(TO BE DONE) Tally the lines that include the word "color" and reply with nothing but the total.

>> START RECORDS FOR PROCESSING

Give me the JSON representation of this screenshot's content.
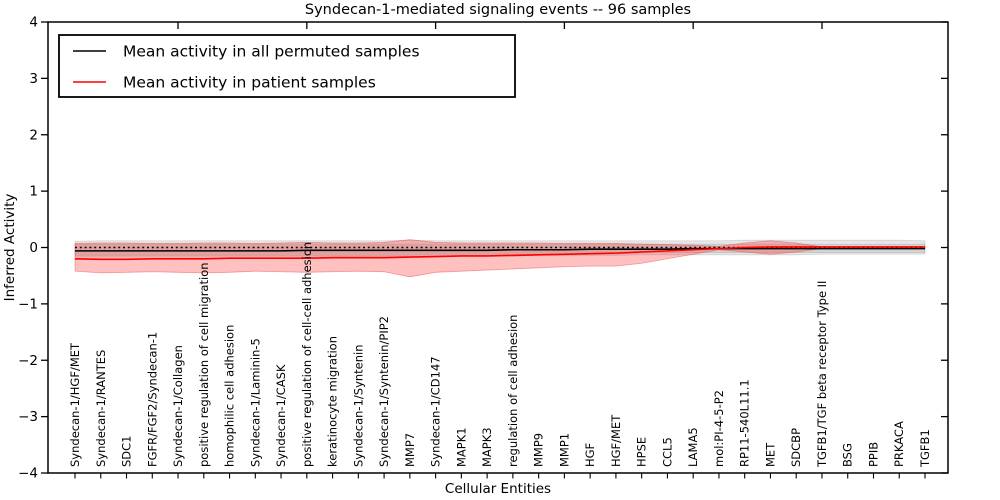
{
  "chart_data": {
    "type": "line",
    "title": "Syndecan-1-mediated signaling events -- 96 samples",
    "xlabel": "Cellular Entities",
    "ylabel": "Inferred Activity",
    "ylim": [
      -4,
      4
    ],
    "yticks": [
      4,
      3,
      2,
      1,
      0,
      -1,
      -2,
      -3,
      -4
    ],
    "grid": false,
    "legend_position": "upper left",
    "categories": [
      "Syndecan-1/HGF/MET",
      "Syndecan-1/RANTES",
      "SDC1",
      "FGFR/FGF2/Syndecan-1",
      "Syndecan-1/Collagen",
      "positive regulation of cell migration",
      "homophilic cell adhesion",
      "Syndecan-1/Laminin-5",
      "Syndecan-1/CASK",
      "positive regulation of cell-cell adhesion",
      "keratinocyte migration",
      "Syndecan-1/Syntenin",
      "Syndecan-1/Syntenin/PIP2",
      "MMP7",
      "Syndecan-1/CD147",
      "MAPK1",
      "MAPK3",
      "regulation of cell adhesion",
      "MMP9",
      "MMP1",
      "HGF",
      "HGF/MET",
      "HPSE",
      "CCL5",
      "LAMA5",
      "mol:PI-4-5-P2",
      "RP11-540L11.1",
      "MET",
      "SDCBP",
      "TGFB1/TGF beta receptor Type II",
      "BSG",
      "PPIB",
      "PRKACA",
      "TGFB1"
    ],
    "series": [
      {
        "name": "Mean activity in all permuted samples",
        "color": "#000000",
        "style": "solid",
        "values": [
          -0.06,
          -0.06,
          -0.06,
          -0.06,
          -0.06,
          -0.06,
          -0.06,
          -0.06,
          -0.06,
          -0.05,
          -0.05,
          -0.05,
          -0.05,
          -0.05,
          -0.05,
          -0.05,
          -0.05,
          -0.04,
          -0.04,
          -0.04,
          -0.03,
          -0.03,
          -0.03,
          -0.03,
          -0.02,
          -0.02,
          -0.02,
          -0.02,
          -0.02,
          -0.02,
          -0.02,
          -0.02,
          -0.02,
          -0.02
        ]
      },
      {
        "name": "Mean activity in patient samples",
        "color": "#ff0000",
        "style": "solid",
        "values": [
          -0.2,
          -0.21,
          -0.21,
          -0.2,
          -0.2,
          -0.2,
          -0.19,
          -0.19,
          -0.19,
          -0.19,
          -0.18,
          -0.18,
          -0.18,
          -0.17,
          -0.16,
          -0.15,
          -0.15,
          -0.14,
          -0.13,
          -0.12,
          -0.11,
          -0.1,
          -0.08,
          -0.06,
          -0.04,
          -0.02,
          0.0,
          0.01,
          0.01,
          0.01,
          0.01,
          0.01,
          0.01,
          0.01
        ]
      }
    ],
    "zero_line": {
      "value": 0,
      "style": "dotted",
      "color": "#000000"
    },
    "bands": [
      {
        "name": "permuted-band-outer",
        "color": "rgba(130,130,130,0.20)",
        "edge": "rgba(130,130,130,0.25)",
        "upper": [
          0.11,
          0.12,
          0.12,
          0.12,
          0.12,
          0.12,
          0.12,
          0.12,
          0.12,
          0.12,
          0.12,
          0.12,
          0.12,
          0.13,
          0.12,
          0.12,
          0.12,
          0.12,
          0.12,
          0.12,
          0.12,
          0.12,
          0.12,
          0.12,
          0.12,
          0.12,
          0.13,
          0.13,
          0.13,
          0.13,
          0.13,
          0.13,
          0.13,
          0.12
        ],
        "lower": [
          -0.17,
          -0.17,
          -0.17,
          -0.17,
          -0.17,
          -0.17,
          -0.16,
          -0.16,
          -0.16,
          -0.16,
          -0.16,
          -0.16,
          -0.16,
          -0.16,
          -0.15,
          -0.15,
          -0.15,
          -0.15,
          -0.14,
          -0.14,
          -0.14,
          -0.14,
          -0.13,
          -0.13,
          -0.13,
          -0.13,
          -0.13,
          -0.13,
          -0.13,
          -0.12,
          -0.12,
          -0.12,
          -0.12,
          -0.12
        ]
      },
      {
        "name": "permuted-band-inner",
        "color": "rgba(130,130,130,0.20)",
        "edge": "rgba(130,130,130,0.25)",
        "upper": [
          0.06,
          0.06,
          0.06,
          0.06,
          0.06,
          0.06,
          0.06,
          0.06,
          0.06,
          0.06,
          0.06,
          0.06,
          0.06,
          0.06,
          0.06,
          0.06,
          0.06,
          0.06,
          0.06,
          0.06,
          0.06,
          0.06,
          0.06,
          0.06,
          0.06,
          0.06,
          0.06,
          0.06,
          0.06,
          0.06,
          0.06,
          0.06,
          0.06,
          0.06
        ],
        "lower": [
          -0.14,
          -0.14,
          -0.14,
          -0.14,
          -0.14,
          -0.14,
          -0.14,
          -0.14,
          -0.14,
          -0.14,
          -0.14,
          -0.14,
          -0.14,
          -0.14,
          -0.12,
          -0.12,
          -0.12,
          -0.12,
          -0.12,
          -0.12,
          -0.12,
          -0.12,
          -0.09,
          -0.09,
          -0.09,
          -0.09,
          -0.09,
          -0.09,
          -0.09,
          -0.09,
          -0.09,
          -0.09,
          -0.09,
          -0.09
        ]
      },
      {
        "name": "patient-band",
        "color": "rgba(255,60,60,0.32)",
        "edge": "rgba(225,60,60,0.45)",
        "upper": [
          0.07,
          0.08,
          0.08,
          0.07,
          0.07,
          0.08,
          0.08,
          0.07,
          0.08,
          0.09,
          0.08,
          0.08,
          0.09,
          0.14,
          0.09,
          0.08,
          0.08,
          0.08,
          0.08,
          0.07,
          0.07,
          0.07,
          0.06,
          0.05,
          0.04,
          0.02,
          0.08,
          0.12,
          0.08,
          0.01,
          0.01,
          0.01,
          0.01,
          0.01
        ],
        "lower": [
          -0.42,
          -0.45,
          -0.44,
          -0.43,
          -0.44,
          -0.45,
          -0.44,
          -0.42,
          -0.43,
          -0.44,
          -0.43,
          -0.42,
          -0.43,
          -0.52,
          -0.44,
          -0.42,
          -0.4,
          -0.38,
          -0.36,
          -0.34,
          -0.33,
          -0.33,
          -0.28,
          -0.2,
          -0.12,
          -0.04,
          -0.08,
          -0.12,
          -0.08,
          -0.02,
          -0.02,
          -0.02,
          -0.02,
          -0.02
        ]
      }
    ],
    "top_tick_indices": [
      4,
      9,
      14,
      19,
      24,
      29
    ]
  }
}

>> END RECORDS FOR PROCESSING

(EXERCISE RESPONSE) 6